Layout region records
════════
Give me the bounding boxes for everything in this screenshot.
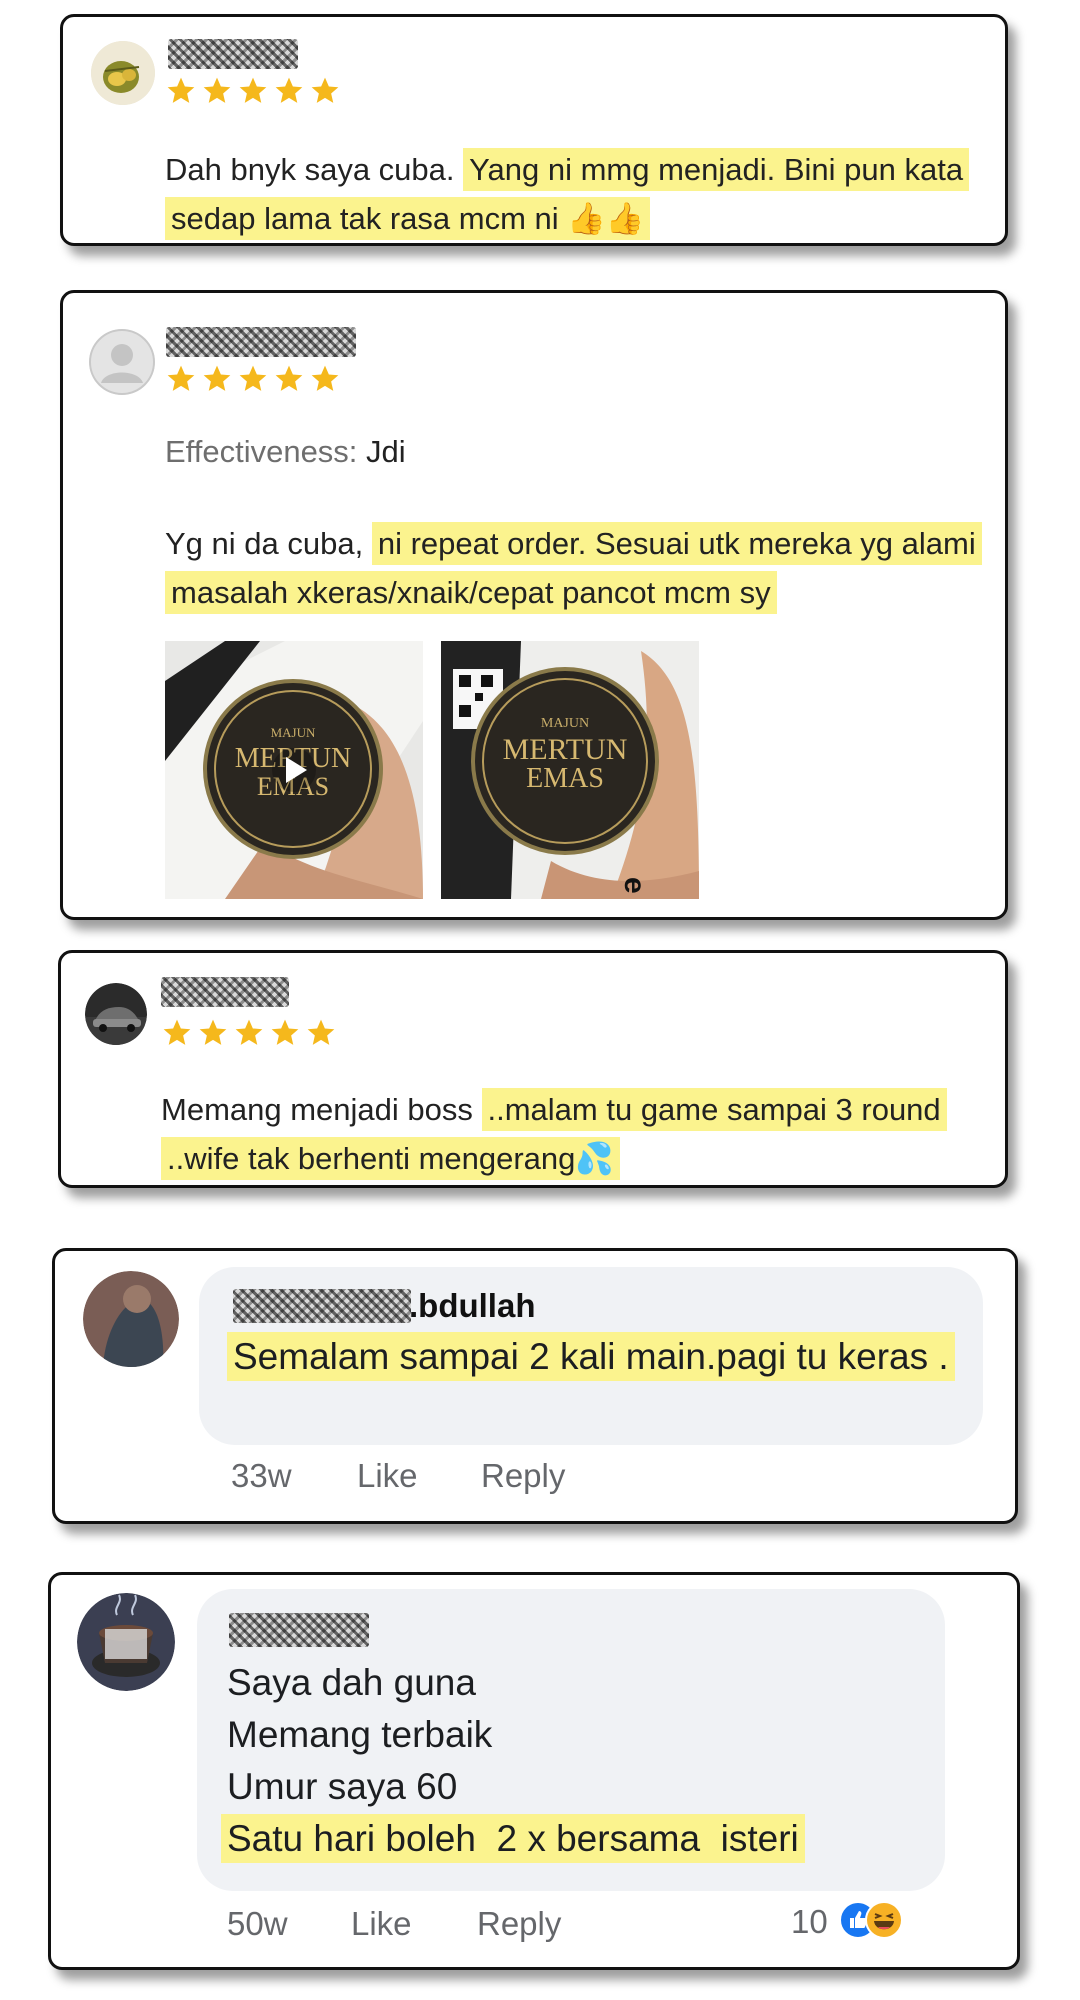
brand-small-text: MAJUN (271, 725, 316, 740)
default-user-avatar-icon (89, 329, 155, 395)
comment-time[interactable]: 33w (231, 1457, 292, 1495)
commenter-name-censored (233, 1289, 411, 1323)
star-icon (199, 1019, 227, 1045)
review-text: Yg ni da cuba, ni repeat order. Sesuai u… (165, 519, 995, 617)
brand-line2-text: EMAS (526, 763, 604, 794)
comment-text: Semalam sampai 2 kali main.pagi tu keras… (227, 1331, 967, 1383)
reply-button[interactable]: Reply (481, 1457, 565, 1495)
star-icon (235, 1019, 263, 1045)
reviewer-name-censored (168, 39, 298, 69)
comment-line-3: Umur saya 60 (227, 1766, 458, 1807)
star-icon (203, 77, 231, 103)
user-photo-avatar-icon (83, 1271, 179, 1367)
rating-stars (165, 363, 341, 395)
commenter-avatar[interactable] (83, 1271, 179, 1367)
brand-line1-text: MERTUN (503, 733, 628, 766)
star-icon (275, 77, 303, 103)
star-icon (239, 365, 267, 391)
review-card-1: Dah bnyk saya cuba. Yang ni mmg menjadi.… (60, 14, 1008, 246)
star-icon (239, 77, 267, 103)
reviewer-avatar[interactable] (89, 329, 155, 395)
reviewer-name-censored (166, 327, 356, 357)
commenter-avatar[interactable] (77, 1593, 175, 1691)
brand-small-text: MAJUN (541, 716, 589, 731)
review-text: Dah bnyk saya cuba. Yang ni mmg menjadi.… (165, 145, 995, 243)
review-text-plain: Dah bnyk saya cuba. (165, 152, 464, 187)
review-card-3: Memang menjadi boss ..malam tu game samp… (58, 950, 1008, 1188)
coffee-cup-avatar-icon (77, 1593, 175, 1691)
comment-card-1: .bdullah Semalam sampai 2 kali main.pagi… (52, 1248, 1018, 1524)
════════
Task directions: Output everything from the line containing "brand-small-text: MAJUN (271, 725, 316, 740)" down to the line containing "star-icon (199, 1019, 227, 1045)", both included, character for character.

Result of the task:
brand-small-text: MAJUN (271, 725, 316, 740)
default-user-avatar-icon (89, 329, 155, 395)
comment-time[interactable]: 33w (231, 1457, 292, 1495)
commenter-name-censored (233, 1289, 411, 1323)
star-icon (199, 1019, 227, 1045)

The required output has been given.